BRIEF A
List every action that the passage on John Paul Vann's family and Southern forebears attributes to the English gentry as they expanded their estates.
BRIEF B
Continue the passage on John Paul Vann's family and Southern forebears from its final sentence.

Johnny Spry was in his mid-twenties in 1924 and drove a trolley car. His formal name was John Paul, but everyone who knew him called him Johnny. Even if he had wanted to marry Myrtle Tripp someday, it would have been inconvenient. Johnny Spry already had a wife, a three-year-old son named John Paul, Jr., and another son of nine months when the boy who could not bear his family name was born. This John Paul was a “love child” in the phrase of the South of his birth, a euphemism that was never to help alleviate his shame.

When her son was four, Myrtle Tripp met Aaron Frank Vann, a city bus driver. He had migrated to Norfolk from a farm in North Carolina just as Myrtle and most of her family had done in her childhood. She decided to marry him after she became pregnant with the daughter who was to be Vann’s half sister, Dorothy Lee. The marriage was to endure in form, if not in fact, for twenty years, and Frank Vann, as he was called, eventually adopted the boy Myrtle brought to him.

John Paul Vann was an original white Southerner. His lineage reached back centuries to the beginnings of the South, and his birth was in
keeping with his ancestry: the majority of his forebears had been social illegitimates.

The Puritans who settled in New England to escape religious persecution were a community of farmers, craftsmen, and scholar-preachers. The settlements they founded tended to attract others in their image, skilled and literate people who joined in starting the village-to-town-to-city civilization that was to make America an industrial colossus.

The white settlers of the South were mainly the condemned and the desperate of seventeenth- and eighteenth-century England and Ireland, with a passel of troublesome Scots tossed in for good riddance. Tobacco was the principal reason for their coming. It had been discovered being grown by the native inhabitants of the South, the Indians, who were being exterminated. Britain and the rest of Europe were demanding the new narcotic in such quantities that the slave traders could not bring over those other original settlers of the South, the black men and women of Africa, fast enough to meet the labor needs of the colonial planters along the coasts of what are now Maryland, Virginia, the Carolinas, and Georgia.

Ireland was a garrisoned colony then, with a truculent peasantry kept in check by the gun and the noose. The countryside of England was a battleground of class warfare. The gentry were expanding their estates by gradually expropriating the common lands, ruining small farmers, evicting tenants, and driving down the survival wages of agricultural laborers. The poor and the victimized fought back by organizing strikes and burning barns and mills and with riots to loot grain storehouses during the recurrent famines. The atmosphere encouraged lawlessness of every kind. In the cities there was the added peril of dying from one of the many diseases bred by the filth. Life was so precarious in eighteenth-century London that deaths outnumbered baptisms by two to one.

SUPPLIED ENTRIES

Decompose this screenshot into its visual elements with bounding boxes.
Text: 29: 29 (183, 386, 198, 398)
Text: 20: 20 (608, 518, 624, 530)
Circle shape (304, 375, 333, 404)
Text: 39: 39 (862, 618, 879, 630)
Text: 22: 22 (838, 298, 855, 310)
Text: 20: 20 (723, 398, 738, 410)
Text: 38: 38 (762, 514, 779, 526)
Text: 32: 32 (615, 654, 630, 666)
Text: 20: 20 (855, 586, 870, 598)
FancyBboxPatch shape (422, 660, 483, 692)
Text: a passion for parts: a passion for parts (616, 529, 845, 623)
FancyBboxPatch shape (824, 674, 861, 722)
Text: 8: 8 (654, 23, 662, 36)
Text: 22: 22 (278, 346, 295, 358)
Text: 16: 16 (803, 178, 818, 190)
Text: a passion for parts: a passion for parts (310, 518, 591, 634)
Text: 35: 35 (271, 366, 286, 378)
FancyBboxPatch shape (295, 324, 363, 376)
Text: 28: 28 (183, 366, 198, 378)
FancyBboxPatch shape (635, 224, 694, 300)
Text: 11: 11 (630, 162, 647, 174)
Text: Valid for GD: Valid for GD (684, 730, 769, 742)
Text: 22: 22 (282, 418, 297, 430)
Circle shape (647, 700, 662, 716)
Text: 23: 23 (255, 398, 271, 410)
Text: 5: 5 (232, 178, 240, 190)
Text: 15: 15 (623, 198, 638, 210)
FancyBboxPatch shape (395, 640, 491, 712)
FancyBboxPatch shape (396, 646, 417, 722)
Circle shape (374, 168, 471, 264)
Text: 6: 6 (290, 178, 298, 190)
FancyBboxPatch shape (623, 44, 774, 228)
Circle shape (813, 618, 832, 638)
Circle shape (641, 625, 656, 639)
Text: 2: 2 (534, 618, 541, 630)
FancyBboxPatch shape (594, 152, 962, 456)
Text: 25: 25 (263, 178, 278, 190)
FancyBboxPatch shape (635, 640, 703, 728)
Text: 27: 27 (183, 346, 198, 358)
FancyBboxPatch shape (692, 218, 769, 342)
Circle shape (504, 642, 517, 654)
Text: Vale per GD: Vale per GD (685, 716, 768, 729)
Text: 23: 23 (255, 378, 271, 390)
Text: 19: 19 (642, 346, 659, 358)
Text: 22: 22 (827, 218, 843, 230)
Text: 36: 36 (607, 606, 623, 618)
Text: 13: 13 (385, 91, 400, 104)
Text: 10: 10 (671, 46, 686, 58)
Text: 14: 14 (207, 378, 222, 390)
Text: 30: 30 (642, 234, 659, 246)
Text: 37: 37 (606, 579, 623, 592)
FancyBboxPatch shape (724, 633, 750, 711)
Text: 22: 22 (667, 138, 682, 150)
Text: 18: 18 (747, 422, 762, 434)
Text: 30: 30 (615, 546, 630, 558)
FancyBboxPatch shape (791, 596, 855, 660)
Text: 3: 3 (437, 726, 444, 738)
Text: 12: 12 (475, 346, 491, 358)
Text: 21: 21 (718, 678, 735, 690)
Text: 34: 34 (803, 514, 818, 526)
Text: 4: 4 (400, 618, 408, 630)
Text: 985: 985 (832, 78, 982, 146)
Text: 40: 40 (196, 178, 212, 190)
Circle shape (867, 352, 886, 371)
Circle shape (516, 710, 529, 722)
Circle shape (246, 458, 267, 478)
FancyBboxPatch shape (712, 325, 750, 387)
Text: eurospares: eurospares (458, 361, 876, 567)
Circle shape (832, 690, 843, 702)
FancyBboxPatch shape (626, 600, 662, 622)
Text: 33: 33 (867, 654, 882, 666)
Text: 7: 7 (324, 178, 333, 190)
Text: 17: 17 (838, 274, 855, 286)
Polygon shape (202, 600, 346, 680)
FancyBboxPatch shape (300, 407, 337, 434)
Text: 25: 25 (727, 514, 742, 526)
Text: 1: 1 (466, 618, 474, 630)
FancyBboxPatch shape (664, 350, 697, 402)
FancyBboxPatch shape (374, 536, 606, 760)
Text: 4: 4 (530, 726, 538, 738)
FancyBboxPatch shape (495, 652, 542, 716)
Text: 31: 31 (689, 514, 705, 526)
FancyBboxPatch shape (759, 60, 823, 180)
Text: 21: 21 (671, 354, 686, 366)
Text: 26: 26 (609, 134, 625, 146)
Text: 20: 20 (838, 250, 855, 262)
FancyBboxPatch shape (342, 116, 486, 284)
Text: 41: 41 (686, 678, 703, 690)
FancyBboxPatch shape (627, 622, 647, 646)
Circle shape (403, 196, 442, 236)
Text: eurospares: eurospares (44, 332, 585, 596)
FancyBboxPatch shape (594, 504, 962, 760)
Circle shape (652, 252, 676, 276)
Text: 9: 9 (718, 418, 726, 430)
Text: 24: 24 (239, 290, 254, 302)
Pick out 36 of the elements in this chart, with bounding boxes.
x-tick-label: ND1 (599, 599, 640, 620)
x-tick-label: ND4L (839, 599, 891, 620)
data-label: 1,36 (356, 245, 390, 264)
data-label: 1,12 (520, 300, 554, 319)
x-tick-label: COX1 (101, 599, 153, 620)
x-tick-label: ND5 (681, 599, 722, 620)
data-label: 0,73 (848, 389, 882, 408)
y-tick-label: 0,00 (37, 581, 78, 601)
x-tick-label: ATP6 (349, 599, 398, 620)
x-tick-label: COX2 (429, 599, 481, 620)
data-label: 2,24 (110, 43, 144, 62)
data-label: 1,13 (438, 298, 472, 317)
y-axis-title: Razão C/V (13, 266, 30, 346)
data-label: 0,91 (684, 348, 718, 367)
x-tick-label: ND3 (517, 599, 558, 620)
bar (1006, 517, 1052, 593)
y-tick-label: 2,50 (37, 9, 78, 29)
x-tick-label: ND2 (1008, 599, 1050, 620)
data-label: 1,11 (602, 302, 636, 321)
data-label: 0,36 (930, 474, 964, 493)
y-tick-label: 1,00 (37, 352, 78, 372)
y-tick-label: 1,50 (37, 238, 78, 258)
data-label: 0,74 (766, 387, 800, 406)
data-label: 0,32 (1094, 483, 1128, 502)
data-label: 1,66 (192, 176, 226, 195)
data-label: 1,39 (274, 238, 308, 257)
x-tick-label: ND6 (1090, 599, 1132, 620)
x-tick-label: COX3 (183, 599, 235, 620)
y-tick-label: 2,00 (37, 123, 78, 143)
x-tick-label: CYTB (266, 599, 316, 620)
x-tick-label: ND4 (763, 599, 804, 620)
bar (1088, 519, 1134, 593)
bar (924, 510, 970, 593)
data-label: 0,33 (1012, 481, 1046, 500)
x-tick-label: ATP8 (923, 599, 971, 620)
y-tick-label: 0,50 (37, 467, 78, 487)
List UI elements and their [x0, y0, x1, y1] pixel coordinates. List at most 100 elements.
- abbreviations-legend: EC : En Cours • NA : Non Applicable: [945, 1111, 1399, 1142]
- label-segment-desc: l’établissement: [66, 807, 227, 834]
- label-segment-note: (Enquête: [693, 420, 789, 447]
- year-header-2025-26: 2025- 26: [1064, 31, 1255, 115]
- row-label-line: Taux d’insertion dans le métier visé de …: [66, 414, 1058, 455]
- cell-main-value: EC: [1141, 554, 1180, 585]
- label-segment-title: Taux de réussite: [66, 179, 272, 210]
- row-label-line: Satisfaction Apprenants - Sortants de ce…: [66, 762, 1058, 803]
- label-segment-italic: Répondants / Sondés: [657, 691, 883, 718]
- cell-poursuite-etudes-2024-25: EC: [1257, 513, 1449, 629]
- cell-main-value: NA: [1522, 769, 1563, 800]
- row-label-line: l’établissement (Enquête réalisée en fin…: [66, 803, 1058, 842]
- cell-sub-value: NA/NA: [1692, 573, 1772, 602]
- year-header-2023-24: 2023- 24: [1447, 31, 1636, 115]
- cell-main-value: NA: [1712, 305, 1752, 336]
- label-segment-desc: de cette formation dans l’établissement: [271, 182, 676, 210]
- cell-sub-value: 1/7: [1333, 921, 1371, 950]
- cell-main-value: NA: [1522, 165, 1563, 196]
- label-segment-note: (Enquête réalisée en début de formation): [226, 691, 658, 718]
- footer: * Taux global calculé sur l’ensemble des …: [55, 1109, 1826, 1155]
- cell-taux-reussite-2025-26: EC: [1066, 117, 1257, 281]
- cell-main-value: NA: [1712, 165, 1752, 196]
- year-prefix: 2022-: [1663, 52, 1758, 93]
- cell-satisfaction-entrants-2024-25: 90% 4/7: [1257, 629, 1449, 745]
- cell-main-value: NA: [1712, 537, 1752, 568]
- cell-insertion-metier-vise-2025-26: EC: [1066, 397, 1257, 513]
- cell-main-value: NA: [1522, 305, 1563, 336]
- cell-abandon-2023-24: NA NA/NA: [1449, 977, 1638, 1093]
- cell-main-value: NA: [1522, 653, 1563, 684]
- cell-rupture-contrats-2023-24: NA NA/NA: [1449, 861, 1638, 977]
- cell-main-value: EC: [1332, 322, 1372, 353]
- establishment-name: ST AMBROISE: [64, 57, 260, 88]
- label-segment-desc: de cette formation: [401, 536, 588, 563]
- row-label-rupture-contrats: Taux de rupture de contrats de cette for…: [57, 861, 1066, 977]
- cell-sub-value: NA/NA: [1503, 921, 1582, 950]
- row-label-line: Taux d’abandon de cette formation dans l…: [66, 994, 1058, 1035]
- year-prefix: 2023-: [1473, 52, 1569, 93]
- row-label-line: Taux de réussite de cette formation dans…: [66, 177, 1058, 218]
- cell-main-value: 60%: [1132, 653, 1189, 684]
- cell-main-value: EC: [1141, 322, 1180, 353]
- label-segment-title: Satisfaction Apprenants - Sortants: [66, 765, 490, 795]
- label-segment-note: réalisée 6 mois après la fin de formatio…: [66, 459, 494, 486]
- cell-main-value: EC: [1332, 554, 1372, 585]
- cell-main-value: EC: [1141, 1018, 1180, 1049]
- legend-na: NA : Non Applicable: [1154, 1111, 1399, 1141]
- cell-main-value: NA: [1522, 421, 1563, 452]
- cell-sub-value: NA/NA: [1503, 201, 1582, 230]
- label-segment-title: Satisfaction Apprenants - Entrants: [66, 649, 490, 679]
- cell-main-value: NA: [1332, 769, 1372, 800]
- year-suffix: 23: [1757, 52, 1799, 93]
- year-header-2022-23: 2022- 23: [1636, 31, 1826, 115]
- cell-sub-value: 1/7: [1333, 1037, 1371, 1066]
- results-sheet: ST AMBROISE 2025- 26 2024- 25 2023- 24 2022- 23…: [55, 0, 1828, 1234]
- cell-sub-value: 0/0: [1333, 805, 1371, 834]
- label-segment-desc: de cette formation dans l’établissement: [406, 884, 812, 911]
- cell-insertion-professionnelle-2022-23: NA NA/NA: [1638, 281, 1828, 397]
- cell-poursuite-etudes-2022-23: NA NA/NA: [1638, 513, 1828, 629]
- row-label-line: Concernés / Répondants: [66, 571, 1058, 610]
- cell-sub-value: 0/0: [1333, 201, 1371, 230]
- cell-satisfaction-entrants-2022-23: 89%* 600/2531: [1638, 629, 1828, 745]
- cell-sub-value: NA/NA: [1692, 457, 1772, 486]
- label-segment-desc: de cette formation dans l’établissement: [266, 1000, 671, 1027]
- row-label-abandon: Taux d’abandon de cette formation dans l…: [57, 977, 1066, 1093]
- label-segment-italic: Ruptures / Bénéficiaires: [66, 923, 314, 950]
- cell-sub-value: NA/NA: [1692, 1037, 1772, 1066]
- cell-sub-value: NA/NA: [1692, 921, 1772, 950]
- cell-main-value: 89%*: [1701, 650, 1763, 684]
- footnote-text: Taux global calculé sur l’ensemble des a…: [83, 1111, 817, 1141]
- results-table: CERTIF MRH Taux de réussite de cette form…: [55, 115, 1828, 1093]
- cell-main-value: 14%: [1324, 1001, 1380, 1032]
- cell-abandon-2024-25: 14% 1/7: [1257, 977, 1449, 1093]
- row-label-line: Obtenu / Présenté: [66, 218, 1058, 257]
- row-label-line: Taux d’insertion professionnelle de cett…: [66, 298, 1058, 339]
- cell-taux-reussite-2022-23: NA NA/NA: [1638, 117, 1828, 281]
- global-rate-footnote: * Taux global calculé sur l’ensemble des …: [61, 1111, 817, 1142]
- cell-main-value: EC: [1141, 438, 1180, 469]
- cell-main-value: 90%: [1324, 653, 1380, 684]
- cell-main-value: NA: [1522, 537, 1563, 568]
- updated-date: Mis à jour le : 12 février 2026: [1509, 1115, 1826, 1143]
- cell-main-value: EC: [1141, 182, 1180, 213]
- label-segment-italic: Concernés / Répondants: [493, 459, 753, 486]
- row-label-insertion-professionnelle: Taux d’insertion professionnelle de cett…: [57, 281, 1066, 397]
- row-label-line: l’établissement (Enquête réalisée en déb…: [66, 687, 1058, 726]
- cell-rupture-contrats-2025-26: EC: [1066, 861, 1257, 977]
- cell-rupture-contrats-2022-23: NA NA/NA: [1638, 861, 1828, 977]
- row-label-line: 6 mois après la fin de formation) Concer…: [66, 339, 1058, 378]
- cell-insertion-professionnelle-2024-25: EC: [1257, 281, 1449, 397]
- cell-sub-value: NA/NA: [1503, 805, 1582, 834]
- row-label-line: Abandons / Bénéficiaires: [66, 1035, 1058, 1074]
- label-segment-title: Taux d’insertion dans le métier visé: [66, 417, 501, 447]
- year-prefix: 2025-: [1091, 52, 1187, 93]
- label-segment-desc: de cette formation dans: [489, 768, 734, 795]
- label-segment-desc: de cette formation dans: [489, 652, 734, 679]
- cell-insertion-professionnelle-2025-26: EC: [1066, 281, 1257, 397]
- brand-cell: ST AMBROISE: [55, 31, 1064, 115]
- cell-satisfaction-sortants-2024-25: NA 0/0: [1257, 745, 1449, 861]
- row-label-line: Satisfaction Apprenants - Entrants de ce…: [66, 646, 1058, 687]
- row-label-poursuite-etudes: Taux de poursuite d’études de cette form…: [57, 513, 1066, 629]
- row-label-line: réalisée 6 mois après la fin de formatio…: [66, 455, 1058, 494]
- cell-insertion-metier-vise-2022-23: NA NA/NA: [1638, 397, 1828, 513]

WRITTEN ANSWER A
- Gradually expropriating the common lands
- Ruining small farmers
- Evicting tenants
- Driving down the survival wages of agricultural laborers

WRITTEN ANSWER B
The gentry of Britain took advantage of the planters’ need for labor to rid themselves of their undesirables. Parliament passed statutes authorizing judges to commute death sentences to exile (the euphemism was “transportation”) to the colonies for life. With men and women being hanged for rioting to get something to eat or stealing half a pound of tobacco (approximately 200 offenses were punishable by hanging), there was no dearth of sentences to commute. Transportation was also made a general punishment for noncapital offenses. The minimum sentence was for seven years, the usual number these unfortunates had to labor in the tobacco fields to repay the planter the cost of having a “convict servant” shipped across the Atlantic in chains.

Except for the chains, the greater part of the other white migrants to the South were hardly distinguishable from the convict men and women. The coast of the colonial South, with its malaria and yellow fever and cholera, was not a place that would attract the settlers who went to New England. The majority of those who came were the orphans, the ruined farmers, the evicted tenants, the destitute rural laborers, and their women and children. After hunger had so bereft them of hope that they were willing to face the terror of the two-to-three-month voyage in the frail sailing ships and the grimness of work in the plantation fields, they sold themselves to a planter to pay for their passage to America. Their bondage was called “indenture.” It was the same as that imposed on the convicts but for a shorter term, normally about four years. They too were chattel property of the planter for the duration of their contract. They could be pursued and returned by force if they ran away, and they could be whipped if they refused to work.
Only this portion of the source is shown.